*** ITEMS

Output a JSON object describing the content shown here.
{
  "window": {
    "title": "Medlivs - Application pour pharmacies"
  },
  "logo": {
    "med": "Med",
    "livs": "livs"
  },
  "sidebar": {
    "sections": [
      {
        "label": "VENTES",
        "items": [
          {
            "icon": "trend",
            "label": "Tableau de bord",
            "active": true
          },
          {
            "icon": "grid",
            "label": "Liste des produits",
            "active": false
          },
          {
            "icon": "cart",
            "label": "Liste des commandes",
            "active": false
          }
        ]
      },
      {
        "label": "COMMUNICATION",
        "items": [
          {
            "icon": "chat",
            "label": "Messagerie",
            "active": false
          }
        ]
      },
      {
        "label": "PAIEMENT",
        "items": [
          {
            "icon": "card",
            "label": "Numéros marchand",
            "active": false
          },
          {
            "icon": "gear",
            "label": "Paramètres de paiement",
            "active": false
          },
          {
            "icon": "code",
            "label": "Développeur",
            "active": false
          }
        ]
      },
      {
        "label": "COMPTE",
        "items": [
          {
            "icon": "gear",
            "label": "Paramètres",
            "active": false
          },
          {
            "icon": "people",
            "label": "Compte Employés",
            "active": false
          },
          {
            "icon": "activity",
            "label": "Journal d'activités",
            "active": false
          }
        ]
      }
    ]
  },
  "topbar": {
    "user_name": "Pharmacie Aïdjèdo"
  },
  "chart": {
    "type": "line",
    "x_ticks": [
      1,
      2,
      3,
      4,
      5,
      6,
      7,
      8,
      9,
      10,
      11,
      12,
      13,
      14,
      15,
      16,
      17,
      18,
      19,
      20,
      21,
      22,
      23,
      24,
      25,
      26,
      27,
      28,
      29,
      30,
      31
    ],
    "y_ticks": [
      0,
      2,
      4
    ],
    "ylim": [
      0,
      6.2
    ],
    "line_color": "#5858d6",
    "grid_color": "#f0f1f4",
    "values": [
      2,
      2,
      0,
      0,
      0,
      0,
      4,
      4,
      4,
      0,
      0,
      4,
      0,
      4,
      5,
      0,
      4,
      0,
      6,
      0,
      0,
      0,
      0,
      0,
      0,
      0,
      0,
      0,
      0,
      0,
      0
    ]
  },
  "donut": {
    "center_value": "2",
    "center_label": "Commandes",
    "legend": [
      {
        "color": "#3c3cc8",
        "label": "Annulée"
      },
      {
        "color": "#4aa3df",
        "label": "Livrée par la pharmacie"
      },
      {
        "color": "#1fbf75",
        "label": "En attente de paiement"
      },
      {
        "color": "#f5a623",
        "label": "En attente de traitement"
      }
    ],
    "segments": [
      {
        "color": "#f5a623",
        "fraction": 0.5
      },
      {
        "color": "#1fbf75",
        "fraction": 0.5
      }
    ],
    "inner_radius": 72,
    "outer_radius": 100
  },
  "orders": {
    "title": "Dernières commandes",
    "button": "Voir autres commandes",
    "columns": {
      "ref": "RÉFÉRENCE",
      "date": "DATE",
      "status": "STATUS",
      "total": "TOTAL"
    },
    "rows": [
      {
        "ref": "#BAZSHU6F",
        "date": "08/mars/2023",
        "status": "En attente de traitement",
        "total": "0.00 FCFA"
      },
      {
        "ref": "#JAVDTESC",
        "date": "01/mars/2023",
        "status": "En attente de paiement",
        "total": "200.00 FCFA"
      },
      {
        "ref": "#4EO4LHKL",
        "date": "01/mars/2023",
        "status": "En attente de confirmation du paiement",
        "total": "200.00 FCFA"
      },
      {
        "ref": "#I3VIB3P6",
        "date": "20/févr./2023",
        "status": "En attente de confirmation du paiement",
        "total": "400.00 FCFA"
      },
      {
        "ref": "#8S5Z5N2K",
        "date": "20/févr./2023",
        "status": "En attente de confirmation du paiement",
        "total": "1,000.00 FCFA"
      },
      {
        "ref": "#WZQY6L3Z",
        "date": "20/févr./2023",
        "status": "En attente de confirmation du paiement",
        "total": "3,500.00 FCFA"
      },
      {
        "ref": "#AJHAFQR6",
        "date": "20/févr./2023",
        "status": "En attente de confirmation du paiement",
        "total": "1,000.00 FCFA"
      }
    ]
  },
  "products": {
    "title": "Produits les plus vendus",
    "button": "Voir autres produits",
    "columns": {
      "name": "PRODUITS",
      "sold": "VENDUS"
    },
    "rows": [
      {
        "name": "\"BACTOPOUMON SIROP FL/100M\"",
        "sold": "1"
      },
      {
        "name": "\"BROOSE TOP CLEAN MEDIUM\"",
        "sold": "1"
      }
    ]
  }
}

******

YOUR OBJECTIVE => Write out every line exactly as it stands.

RESPONSE BELOW =>
Output a JSON object describing the content shown here.
{
  "window": {
    "title": "Medlivs - Application pour pharmacies"
  },
  "logo": {
    "med": "Med",
    "livs": "livs"
  },
  "sidebar": {
    "sections": [
      {
        "label": "VENTES",
        "items": [
          {
            "icon": "trend",
            "label": "Tableau de bord",
            "active": true
          },
          {
            "icon": "grid",
            "label": "Liste des produits",
            "active": false
          },
          {
            "icon": "cart",
            "label": "Liste des commandes",
            "active": false
          }
        ]
      },
      {
        "label": "COMMUNICATION",
        "items": [
          {
            "icon": "chat",
            "label": "Messagerie",
            "active": false
          }
        ]
      },
      {
        "label": "PAIEMENT",
        "items": [
          {
            "icon": "card",
            "label": "Numéros marchand",
            "active": false
          },
          {
            "icon": "gear",
            "label": "Paramètres de paiement",
            "active": false
          },
          {
            "icon": "code",
            "label": "Développeur",
            "active": false
          }
        ]
      },
      {
        "label": "COMPTE",
        "items": [
          {
            "icon": "gear",
            "label": "Paramètres",
            "active": false
          },
          {
            "icon": "people",
            "label": "Compte Employés",
            "active": false
          },
          {
            "icon": "activity",
            "label": "Journal d'activités",
            "active": false
          }
        ]
      }
    ]
  },
  "topbar": {
    "user_name": "Pharmacie Aïdjèdo"
  },
  "chart": {
    "type": "line",
    "x_ticks": [
      1,
      2,
      3,
      4,
      5,
      6,
      7,
      8,
      9,
      10,
      11,
      12,
      13,
      14,
      15,
      16,
      17,
      18,
      19,
      20,
      21,
      22,
      23,
      24,
      25,
      26,
      27,
      28,
      29,
      30,
      31
    ],
    "y_ticks": [
      0,
      2,
      4
    ],
    "ylim": [
      0,
      6.2
    ],
    "line_color": "#5858d6",
    "grid_color": "#f0f1f4",
    "values": [
      2,
      2,
      0,
      0,
      0,
      0,
      4,
      4,
      4,
      0,
      0,
      4,
      0,
      4,
      5,
      0,
      4,
      0,
      6,
      0,
      0,
      0,
      0,
      0,
      0,
      0,
      0,
      0,
      0,
      0,
      0
    ]
  },
  "donut": {
    "center_value": "2",
    "center_label": "Commandes",
    "legend": [
      {
        "color": "#3c3cc8",
        "label": "Annulée"
      },
      {
        "color": "#4aa3df",
        "label": "Livrée par la pharmacie"
      },
      {
        "color": "#1fbf75",
        "label": "En attente de paiement"
      },
      {
        "color": "#f5a623",
        "label": "En attente de traitement"
      }
    ],
    "segments": [
      {
        "color": "#f5a623",
        "fraction": 0.5
      },
      {
        "color": "#1fbf75",
        "fraction": 0.5
      }
    ],
    "inner_radius": 72,
    "outer_radius": 100
  },
  "orders": {
    "title": "Dernières commandes",
    "button": "Voir autres commandes",
    "columns": {
      "ref": "RÉFÉRENCE",
      "date": "DATE",
      "status": "STATUS",
      "total": "TOTAL"
    },
    "rows": [
      {
        "ref": "#BAZSHU6F",
        "date": "08/mars/2023",
        "status": "En attente de traitement",
        "total": "0.00 FCFA"
      },
      {
        "ref": "#JAVDTESC",
        "date": "01/mars/2023",
        "status": "En attente de paiement",
        "total": "200.00 FCFA"
      },
      {
        "ref": "#4EO4LHKL",
        "date": "01/mars/2023",
        "status": "En attente de confirmation du paiement",
        "total": "200.00 FCFA"
      },
      {
        "ref": "#I3VIB3P6",
        "date": "20/févr./2023",
        "status": "En attente de confirmation du paiement",
        "total": "400.00 FCFA"
      },
      {
        "ref": "#8S5Z5N2K",
        "date": "20/févr./2023",
        "status": "En attente de confirmation du paiement",
        "total": "1,000.00 FCFA"
      },
      {
        "ref": "#WZQY6L3Z",
        "date": "20/févr./2023",
        "status": "En attente de confirmation du paiement",
        "total": "3,500.00 FCFA"
      },
      {
        "ref": "#AJHAFQR6",
        "date": "20/févr./2023",
        "status": "En attente de confirmation du paiement",
        "total": "1,000.00 FCFA"
      }
    ]
  },
  "products": {
    "title": "Produits les plus vendus",
    "button": "Voir autres produits",
    "columns": {
      "name": "PRODUITS",
      "sold": "VENDUS"
    },
    "rows": [
      {
        "name": "\"BACTOPOUMON SIROP FL/100M\"",
        "sold": "1"
      },
      {
        "name": "\"BROOSE TOP CLEAN MEDIUM\"",
        "sold": "1"
      }
    ]
  }
}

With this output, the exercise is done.